(Stored items from a collection)
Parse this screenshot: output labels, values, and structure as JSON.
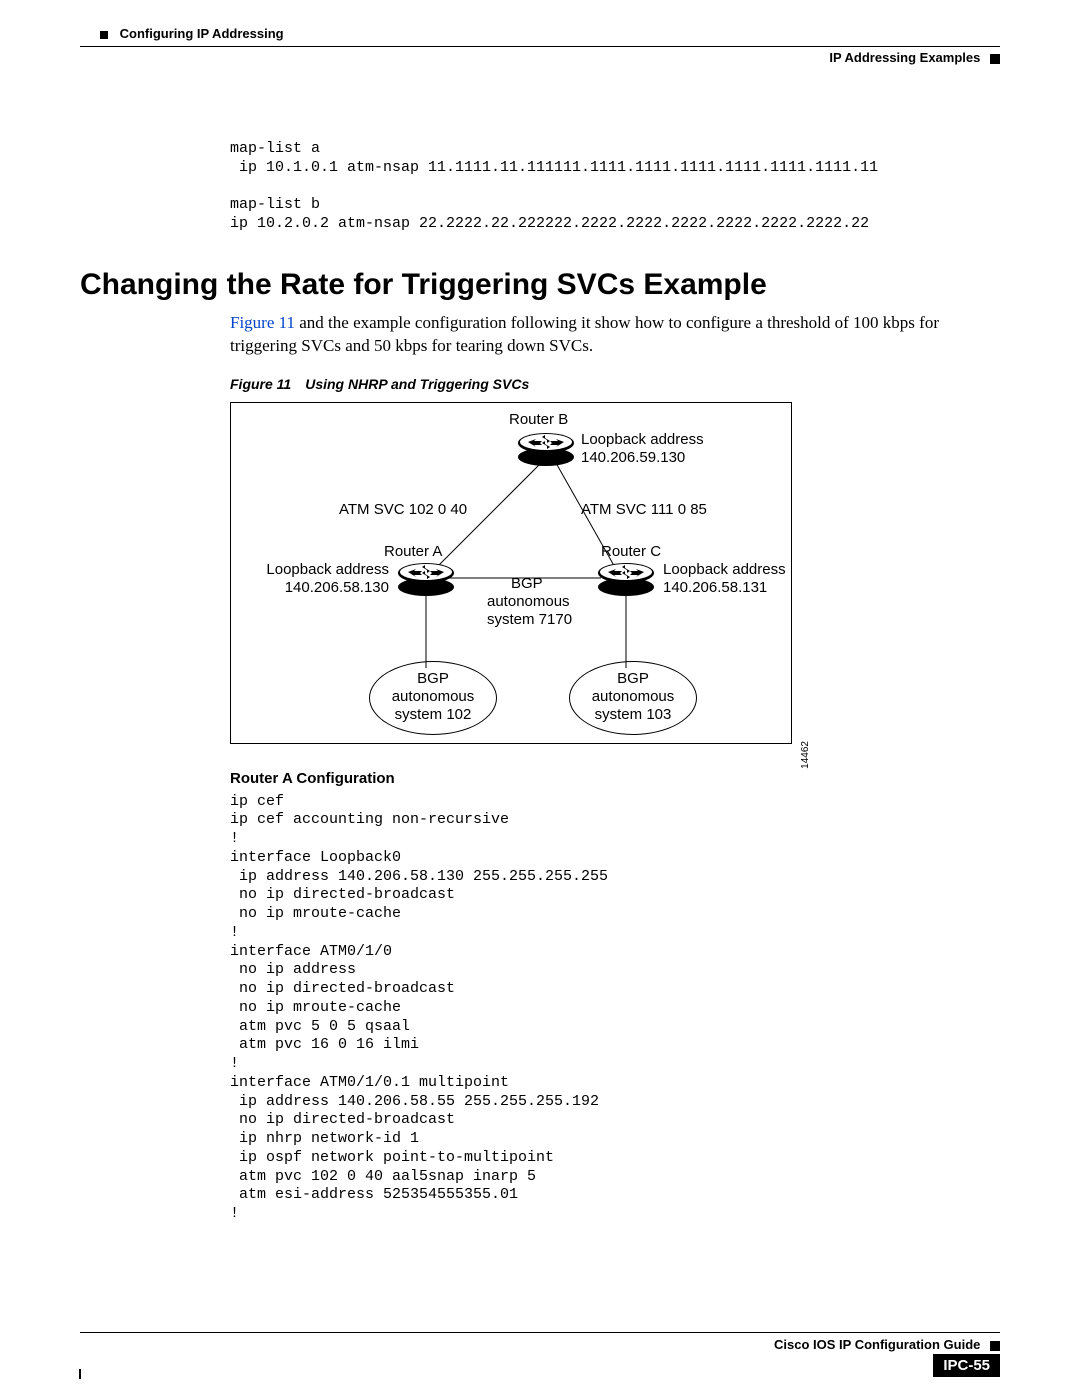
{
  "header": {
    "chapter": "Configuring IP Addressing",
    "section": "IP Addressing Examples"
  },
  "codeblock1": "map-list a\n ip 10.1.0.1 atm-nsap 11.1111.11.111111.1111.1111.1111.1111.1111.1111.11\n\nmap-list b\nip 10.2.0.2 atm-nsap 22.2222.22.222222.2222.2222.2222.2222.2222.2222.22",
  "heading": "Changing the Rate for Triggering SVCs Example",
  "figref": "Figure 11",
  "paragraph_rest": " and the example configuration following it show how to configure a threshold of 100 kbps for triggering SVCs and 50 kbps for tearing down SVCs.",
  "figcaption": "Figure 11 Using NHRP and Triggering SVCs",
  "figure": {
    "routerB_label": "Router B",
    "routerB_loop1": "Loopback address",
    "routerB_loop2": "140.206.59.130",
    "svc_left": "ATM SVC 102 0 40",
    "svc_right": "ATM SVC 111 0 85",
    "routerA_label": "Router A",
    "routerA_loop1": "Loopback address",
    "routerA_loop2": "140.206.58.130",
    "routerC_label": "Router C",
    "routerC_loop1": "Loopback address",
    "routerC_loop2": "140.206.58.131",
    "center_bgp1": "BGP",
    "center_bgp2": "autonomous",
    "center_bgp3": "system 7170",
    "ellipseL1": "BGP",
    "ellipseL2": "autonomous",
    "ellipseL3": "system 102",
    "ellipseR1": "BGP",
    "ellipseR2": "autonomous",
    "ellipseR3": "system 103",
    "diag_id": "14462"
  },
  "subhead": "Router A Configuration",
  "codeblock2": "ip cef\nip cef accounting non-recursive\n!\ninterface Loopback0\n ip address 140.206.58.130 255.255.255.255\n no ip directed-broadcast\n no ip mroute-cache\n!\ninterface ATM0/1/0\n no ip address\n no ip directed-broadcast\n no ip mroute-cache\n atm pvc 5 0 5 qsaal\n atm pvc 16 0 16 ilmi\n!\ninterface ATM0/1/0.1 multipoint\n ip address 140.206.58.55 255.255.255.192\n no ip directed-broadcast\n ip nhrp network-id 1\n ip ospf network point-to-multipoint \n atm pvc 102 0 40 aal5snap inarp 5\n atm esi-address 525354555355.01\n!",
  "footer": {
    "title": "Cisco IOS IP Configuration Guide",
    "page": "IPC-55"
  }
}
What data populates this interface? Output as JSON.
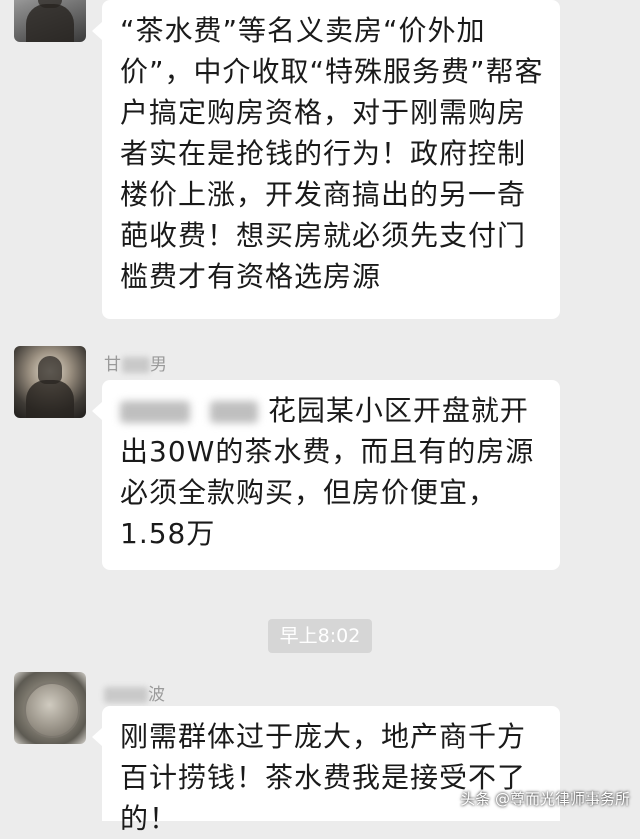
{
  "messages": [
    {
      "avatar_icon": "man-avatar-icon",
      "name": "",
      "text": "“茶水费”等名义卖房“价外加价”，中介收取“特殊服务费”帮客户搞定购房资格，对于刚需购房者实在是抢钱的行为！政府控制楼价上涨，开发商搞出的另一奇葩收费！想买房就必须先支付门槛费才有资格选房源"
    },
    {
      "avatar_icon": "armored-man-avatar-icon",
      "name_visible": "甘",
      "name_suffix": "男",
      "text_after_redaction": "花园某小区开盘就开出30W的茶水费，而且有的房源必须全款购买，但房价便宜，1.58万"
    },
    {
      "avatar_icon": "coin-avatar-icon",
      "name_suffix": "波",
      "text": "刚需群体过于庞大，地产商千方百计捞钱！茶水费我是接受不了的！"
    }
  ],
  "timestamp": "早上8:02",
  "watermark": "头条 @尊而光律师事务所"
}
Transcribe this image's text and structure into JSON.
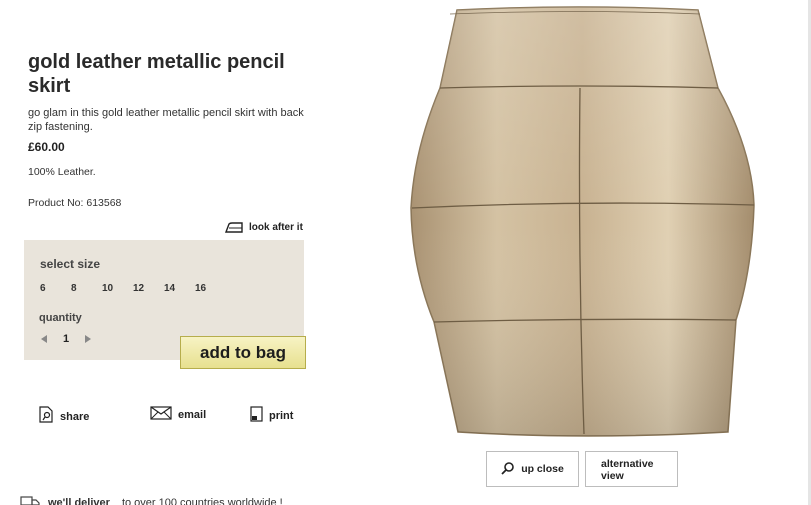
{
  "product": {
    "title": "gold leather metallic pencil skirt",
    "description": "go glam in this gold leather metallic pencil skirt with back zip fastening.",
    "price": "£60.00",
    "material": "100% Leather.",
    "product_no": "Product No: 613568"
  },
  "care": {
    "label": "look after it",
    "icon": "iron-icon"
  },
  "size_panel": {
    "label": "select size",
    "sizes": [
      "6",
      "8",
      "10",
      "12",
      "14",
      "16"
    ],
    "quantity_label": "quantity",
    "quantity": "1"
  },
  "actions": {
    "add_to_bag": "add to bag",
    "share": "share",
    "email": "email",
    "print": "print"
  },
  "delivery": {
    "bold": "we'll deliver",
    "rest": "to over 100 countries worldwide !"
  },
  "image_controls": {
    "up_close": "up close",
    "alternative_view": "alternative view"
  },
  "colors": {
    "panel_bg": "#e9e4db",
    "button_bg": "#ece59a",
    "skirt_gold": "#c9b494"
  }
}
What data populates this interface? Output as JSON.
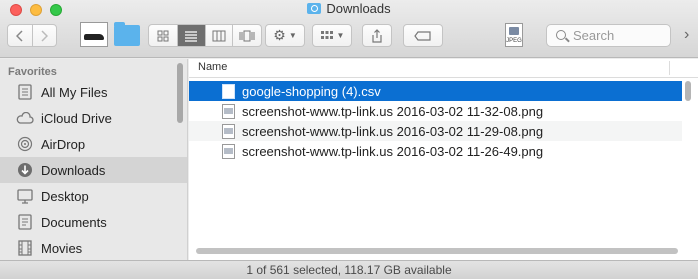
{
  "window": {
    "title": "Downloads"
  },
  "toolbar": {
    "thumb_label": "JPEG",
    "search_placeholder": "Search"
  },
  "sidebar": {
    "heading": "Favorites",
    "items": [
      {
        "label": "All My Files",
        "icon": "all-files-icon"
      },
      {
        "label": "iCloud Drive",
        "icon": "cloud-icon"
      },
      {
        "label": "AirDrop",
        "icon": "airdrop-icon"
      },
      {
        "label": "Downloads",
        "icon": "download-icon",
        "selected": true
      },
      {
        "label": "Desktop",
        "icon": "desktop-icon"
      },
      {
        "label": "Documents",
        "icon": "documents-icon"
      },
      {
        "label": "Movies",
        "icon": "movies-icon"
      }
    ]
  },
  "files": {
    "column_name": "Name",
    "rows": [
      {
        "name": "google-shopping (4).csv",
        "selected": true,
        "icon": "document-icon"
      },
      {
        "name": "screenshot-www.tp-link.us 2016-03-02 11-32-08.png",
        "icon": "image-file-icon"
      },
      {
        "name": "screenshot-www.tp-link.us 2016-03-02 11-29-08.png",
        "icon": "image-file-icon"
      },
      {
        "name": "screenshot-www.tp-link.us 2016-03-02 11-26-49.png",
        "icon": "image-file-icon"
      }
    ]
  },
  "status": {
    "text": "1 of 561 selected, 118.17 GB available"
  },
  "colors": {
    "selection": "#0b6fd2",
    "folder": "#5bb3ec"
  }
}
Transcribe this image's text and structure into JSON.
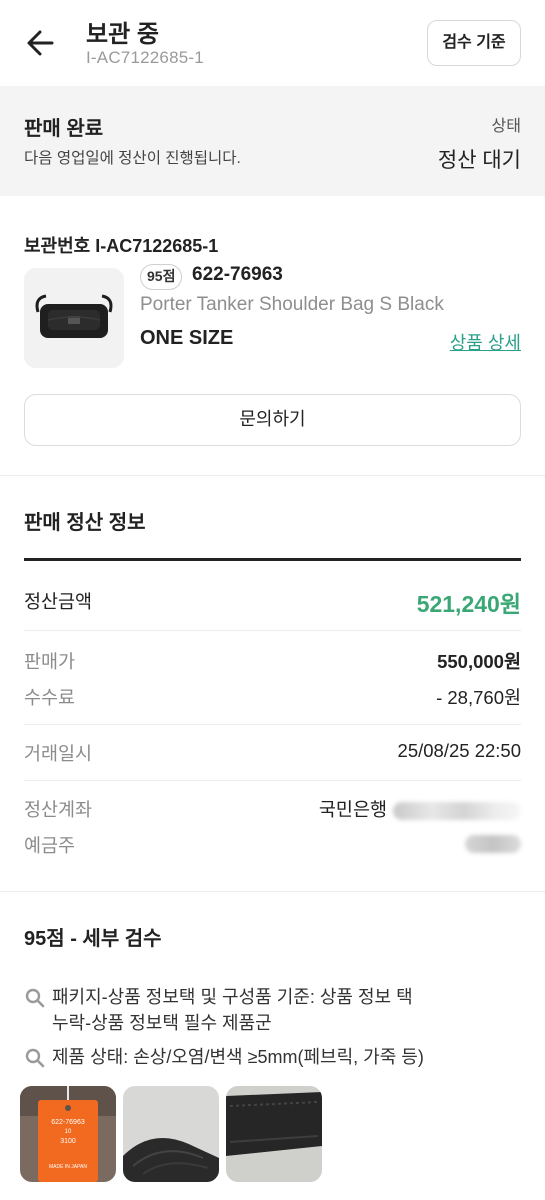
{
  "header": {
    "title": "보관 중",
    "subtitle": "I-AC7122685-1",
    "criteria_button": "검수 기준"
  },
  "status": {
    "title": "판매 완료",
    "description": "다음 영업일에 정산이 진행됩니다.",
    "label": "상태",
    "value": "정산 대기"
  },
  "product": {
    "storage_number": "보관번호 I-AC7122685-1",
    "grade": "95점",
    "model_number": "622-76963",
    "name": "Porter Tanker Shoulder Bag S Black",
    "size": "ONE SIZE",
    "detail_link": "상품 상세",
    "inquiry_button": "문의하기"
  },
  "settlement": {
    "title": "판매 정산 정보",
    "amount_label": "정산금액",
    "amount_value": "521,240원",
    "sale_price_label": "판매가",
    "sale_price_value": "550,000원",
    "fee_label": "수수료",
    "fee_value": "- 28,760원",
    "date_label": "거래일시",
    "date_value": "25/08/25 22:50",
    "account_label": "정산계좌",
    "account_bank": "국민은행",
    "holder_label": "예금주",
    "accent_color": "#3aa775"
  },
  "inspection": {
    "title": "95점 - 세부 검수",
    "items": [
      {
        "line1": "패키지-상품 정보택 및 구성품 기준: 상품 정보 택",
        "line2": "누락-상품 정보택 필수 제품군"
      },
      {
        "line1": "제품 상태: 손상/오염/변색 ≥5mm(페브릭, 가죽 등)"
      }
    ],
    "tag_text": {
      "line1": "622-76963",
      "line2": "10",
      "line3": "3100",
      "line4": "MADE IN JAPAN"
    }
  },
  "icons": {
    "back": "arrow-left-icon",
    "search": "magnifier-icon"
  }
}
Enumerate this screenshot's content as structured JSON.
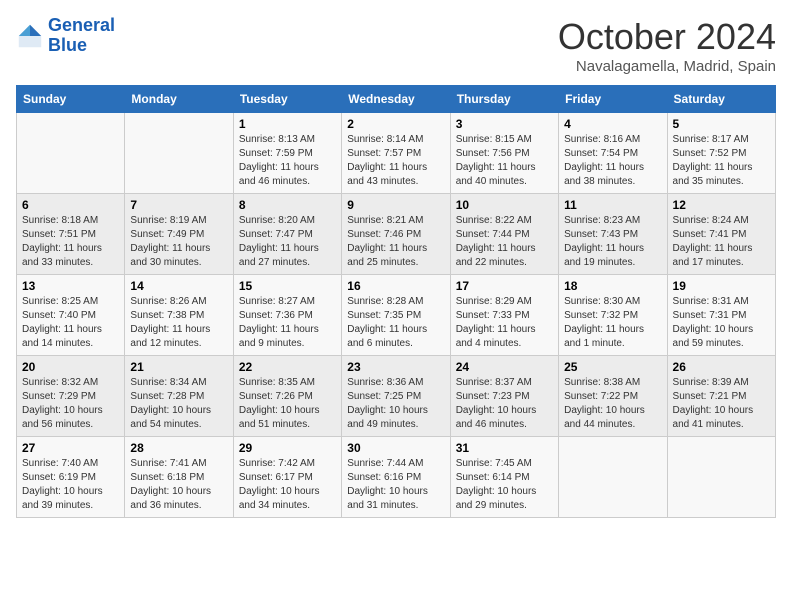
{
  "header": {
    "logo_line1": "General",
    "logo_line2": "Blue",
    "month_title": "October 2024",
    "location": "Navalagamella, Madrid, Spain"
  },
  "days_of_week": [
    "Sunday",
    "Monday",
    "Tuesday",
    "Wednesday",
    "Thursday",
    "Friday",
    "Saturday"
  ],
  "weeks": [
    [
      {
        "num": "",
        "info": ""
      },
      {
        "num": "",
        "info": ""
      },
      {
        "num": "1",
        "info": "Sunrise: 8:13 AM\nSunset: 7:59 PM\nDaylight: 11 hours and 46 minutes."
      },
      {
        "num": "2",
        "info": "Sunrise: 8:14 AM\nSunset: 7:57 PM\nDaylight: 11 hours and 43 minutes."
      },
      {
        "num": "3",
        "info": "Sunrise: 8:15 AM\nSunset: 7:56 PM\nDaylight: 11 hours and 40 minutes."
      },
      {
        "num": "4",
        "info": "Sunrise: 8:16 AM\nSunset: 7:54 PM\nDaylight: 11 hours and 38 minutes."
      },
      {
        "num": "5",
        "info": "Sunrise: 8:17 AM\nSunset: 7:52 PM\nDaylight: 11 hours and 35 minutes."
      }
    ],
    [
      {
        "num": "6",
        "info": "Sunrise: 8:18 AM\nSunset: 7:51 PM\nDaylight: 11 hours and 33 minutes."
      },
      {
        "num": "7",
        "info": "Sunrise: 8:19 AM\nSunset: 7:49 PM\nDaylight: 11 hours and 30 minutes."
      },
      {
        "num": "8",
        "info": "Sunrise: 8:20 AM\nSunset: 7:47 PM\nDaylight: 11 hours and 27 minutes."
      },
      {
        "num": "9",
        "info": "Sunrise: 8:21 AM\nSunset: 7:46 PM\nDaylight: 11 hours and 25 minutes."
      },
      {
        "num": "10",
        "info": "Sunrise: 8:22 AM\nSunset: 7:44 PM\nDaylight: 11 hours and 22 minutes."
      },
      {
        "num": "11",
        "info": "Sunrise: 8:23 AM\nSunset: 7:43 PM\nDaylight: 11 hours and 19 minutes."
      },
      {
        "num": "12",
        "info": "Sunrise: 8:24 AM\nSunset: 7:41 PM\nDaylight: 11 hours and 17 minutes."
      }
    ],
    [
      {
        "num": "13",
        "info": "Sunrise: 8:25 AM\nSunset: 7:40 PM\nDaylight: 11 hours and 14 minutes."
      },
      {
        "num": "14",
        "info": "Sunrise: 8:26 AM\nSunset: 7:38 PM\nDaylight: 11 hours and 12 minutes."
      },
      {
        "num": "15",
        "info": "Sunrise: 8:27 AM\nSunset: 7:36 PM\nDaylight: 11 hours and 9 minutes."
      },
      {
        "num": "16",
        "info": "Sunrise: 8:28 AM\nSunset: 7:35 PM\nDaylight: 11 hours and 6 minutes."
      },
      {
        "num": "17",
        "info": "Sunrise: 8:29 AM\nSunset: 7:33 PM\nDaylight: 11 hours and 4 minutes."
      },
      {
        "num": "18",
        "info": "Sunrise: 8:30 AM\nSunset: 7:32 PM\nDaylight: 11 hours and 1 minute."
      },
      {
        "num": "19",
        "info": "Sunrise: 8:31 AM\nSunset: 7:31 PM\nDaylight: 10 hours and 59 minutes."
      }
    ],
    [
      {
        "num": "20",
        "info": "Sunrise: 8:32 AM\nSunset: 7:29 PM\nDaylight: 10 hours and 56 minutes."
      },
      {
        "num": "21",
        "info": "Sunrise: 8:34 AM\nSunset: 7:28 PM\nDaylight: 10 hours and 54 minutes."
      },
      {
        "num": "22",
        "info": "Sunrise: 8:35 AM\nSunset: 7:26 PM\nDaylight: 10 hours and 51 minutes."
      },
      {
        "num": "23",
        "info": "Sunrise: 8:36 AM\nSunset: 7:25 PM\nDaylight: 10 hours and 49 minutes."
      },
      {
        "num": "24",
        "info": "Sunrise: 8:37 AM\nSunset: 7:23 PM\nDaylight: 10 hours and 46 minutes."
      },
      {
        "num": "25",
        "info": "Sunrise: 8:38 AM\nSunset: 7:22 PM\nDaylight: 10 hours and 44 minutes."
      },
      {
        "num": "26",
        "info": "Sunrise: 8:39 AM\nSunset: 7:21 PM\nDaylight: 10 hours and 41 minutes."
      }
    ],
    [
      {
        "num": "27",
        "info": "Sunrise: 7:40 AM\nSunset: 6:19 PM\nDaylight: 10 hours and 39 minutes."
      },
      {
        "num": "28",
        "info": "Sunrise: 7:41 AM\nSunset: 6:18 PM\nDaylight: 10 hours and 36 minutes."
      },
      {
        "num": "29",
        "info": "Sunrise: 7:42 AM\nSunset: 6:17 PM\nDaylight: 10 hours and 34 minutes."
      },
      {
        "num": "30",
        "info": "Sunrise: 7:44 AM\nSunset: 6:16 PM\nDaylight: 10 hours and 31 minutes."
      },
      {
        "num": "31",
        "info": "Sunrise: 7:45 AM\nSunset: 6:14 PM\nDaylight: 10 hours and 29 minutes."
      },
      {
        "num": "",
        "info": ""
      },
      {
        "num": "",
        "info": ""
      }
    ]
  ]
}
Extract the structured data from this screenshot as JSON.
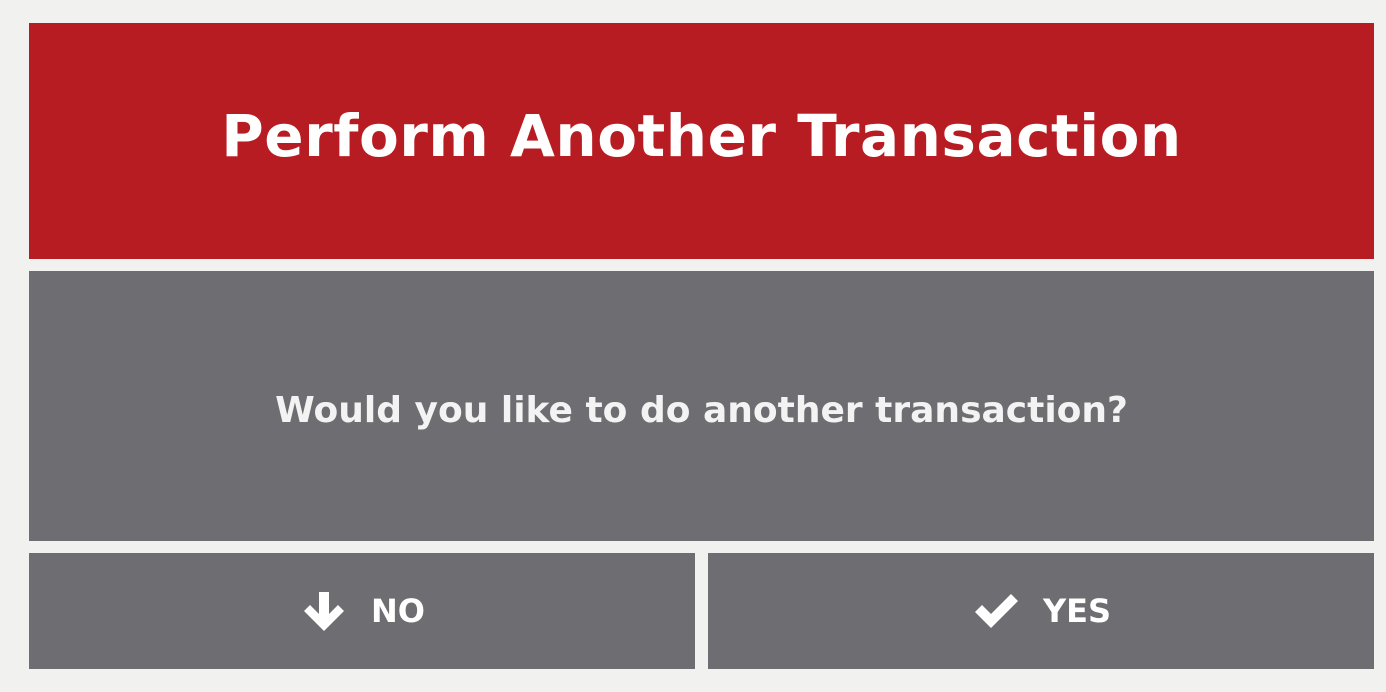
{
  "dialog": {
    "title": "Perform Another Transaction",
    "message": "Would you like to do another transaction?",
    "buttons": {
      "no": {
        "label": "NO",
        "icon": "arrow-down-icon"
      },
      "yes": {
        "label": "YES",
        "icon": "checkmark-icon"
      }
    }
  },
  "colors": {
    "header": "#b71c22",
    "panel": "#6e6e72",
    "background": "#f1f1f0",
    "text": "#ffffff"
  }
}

THE REQUEST
Consider the entries above and return each line with the string "autonomous".

SOLUTION
    "center_bgp2": "autonomous",
    "ellipseL2": "autonomous",
    "ellipseR2": "autonomous",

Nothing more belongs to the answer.